··· MATERIAL PROVIDED ···

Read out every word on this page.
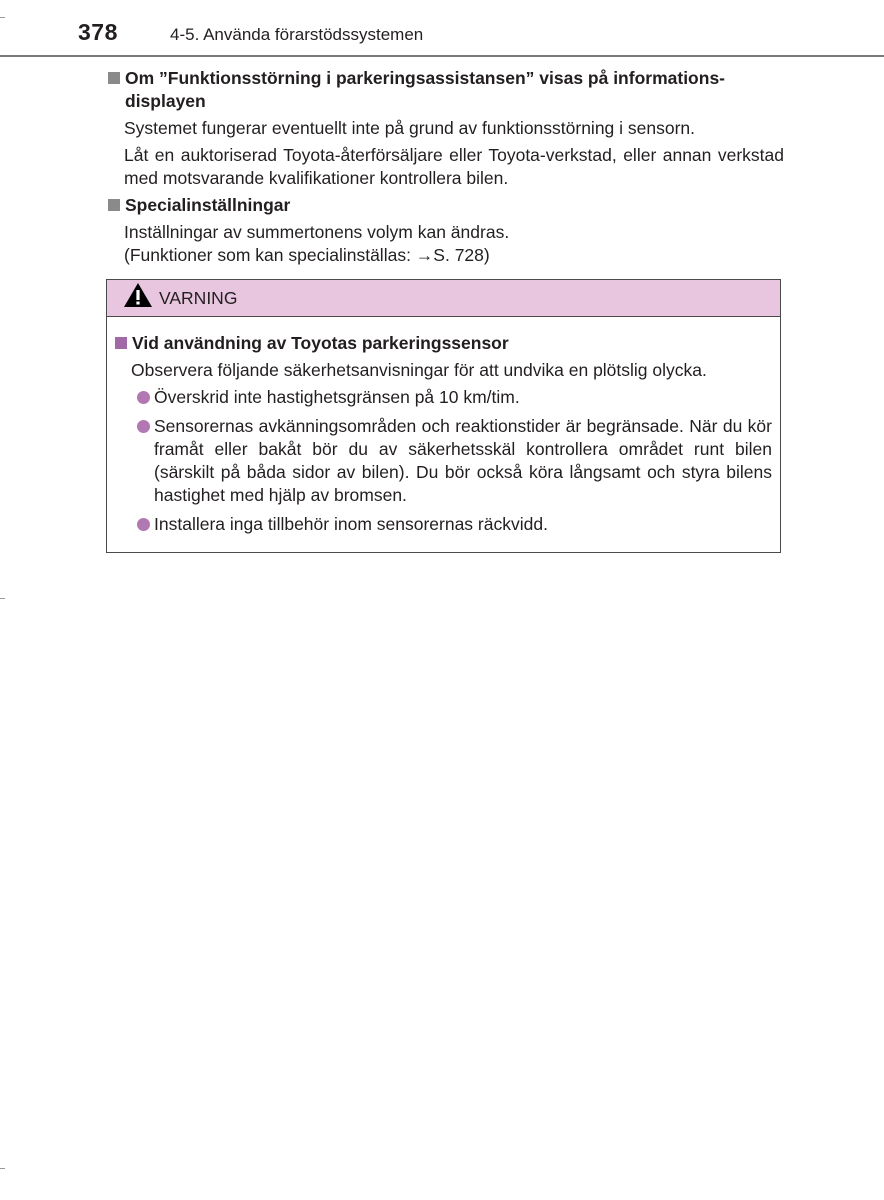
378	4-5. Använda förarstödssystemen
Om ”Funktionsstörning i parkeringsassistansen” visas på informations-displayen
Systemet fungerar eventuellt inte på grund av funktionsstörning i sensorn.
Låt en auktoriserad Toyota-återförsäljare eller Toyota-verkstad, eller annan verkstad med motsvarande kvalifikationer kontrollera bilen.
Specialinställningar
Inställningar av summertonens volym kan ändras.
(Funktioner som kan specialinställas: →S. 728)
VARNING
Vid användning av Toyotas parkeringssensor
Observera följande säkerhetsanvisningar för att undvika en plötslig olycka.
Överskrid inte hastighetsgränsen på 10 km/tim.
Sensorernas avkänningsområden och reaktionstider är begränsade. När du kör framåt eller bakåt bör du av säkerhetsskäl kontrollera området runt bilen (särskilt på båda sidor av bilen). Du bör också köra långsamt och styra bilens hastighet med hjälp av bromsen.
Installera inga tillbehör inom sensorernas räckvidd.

···
··· MATERIAL PROVIDED ···

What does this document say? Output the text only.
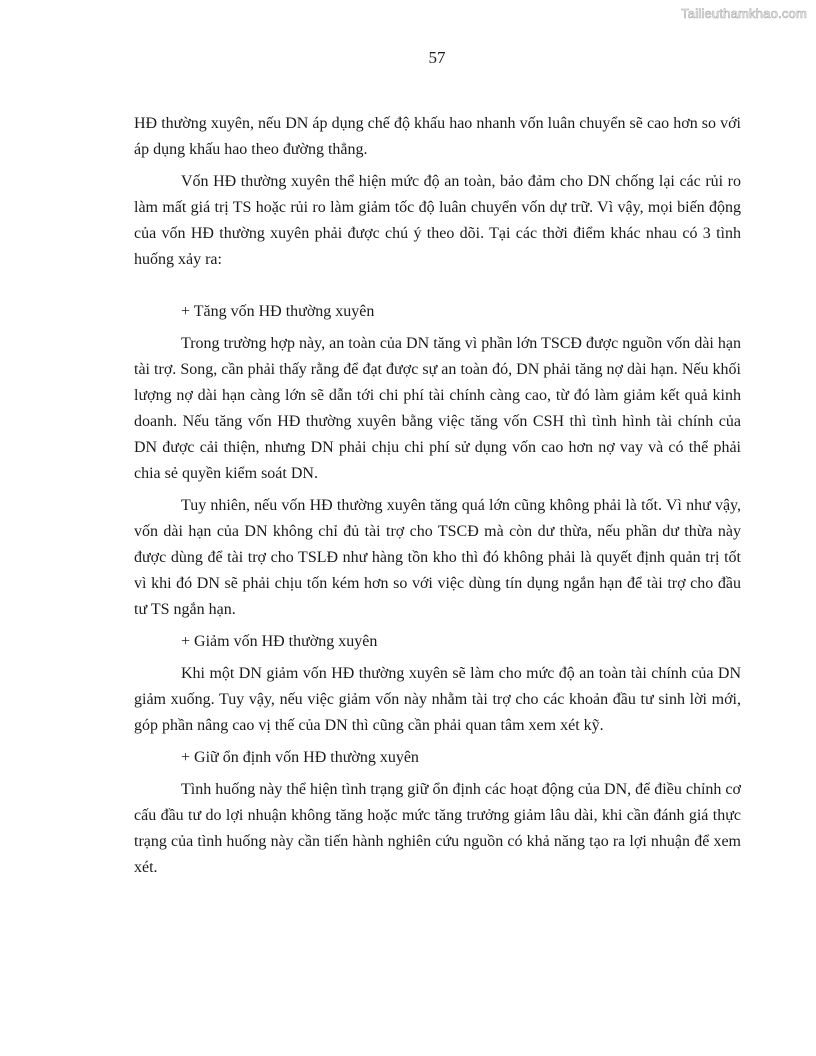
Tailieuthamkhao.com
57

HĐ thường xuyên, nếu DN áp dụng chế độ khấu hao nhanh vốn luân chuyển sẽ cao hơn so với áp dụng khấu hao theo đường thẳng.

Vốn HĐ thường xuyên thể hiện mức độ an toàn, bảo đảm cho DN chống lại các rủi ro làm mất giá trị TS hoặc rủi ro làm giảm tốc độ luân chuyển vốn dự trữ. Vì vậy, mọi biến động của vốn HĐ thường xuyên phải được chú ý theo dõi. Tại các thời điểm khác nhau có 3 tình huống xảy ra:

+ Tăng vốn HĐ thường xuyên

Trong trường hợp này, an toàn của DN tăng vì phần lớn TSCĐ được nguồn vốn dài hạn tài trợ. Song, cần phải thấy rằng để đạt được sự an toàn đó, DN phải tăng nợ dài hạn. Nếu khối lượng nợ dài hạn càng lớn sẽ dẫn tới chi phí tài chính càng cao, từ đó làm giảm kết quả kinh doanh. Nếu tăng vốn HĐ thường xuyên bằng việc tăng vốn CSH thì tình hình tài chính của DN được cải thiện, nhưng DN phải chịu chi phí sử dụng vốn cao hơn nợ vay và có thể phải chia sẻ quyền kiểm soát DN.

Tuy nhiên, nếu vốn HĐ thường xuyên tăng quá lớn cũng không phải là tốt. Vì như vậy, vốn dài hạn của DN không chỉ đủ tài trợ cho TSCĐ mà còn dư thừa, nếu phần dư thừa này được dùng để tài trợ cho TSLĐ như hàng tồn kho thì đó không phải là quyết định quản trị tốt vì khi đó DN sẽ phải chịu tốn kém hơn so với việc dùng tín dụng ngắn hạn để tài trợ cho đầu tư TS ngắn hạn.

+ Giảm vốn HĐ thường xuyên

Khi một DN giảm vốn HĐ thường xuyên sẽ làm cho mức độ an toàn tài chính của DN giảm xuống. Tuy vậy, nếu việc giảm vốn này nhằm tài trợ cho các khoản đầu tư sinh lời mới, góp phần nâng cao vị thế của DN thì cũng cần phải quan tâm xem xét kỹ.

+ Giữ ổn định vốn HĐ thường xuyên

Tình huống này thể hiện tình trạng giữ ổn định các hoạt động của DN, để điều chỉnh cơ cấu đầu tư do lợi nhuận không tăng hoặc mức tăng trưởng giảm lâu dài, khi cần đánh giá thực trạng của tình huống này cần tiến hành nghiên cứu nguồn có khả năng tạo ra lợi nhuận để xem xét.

···
··· MATERIAL PROVIDED ···

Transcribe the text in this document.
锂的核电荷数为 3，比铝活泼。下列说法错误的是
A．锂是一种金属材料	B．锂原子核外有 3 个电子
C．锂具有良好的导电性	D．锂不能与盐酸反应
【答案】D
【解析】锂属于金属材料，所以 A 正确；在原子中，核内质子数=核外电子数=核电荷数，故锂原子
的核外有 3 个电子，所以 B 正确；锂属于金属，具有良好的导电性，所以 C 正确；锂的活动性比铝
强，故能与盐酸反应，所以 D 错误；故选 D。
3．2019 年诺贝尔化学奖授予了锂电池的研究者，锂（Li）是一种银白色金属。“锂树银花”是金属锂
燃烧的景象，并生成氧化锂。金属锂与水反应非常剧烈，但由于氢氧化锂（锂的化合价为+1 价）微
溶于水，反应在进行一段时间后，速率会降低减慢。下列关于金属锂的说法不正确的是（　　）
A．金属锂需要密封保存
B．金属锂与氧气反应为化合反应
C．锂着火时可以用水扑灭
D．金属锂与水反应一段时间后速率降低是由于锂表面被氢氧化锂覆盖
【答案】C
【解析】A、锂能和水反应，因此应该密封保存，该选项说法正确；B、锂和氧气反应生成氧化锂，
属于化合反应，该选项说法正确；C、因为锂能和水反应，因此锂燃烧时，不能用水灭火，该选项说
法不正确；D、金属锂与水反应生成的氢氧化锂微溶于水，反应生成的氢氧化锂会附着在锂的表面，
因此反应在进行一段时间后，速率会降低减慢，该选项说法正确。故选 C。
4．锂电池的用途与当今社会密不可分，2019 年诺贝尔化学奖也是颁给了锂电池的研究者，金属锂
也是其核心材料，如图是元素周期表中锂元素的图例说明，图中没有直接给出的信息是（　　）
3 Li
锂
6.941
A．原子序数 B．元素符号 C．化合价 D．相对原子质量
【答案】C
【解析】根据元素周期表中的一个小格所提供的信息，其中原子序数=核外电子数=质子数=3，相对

···

#### EXERCISE INSTRUCTIONS
Count every line of the material above that holds the string "chuyển", then state only the total.

#### SOLUTION BELOW
2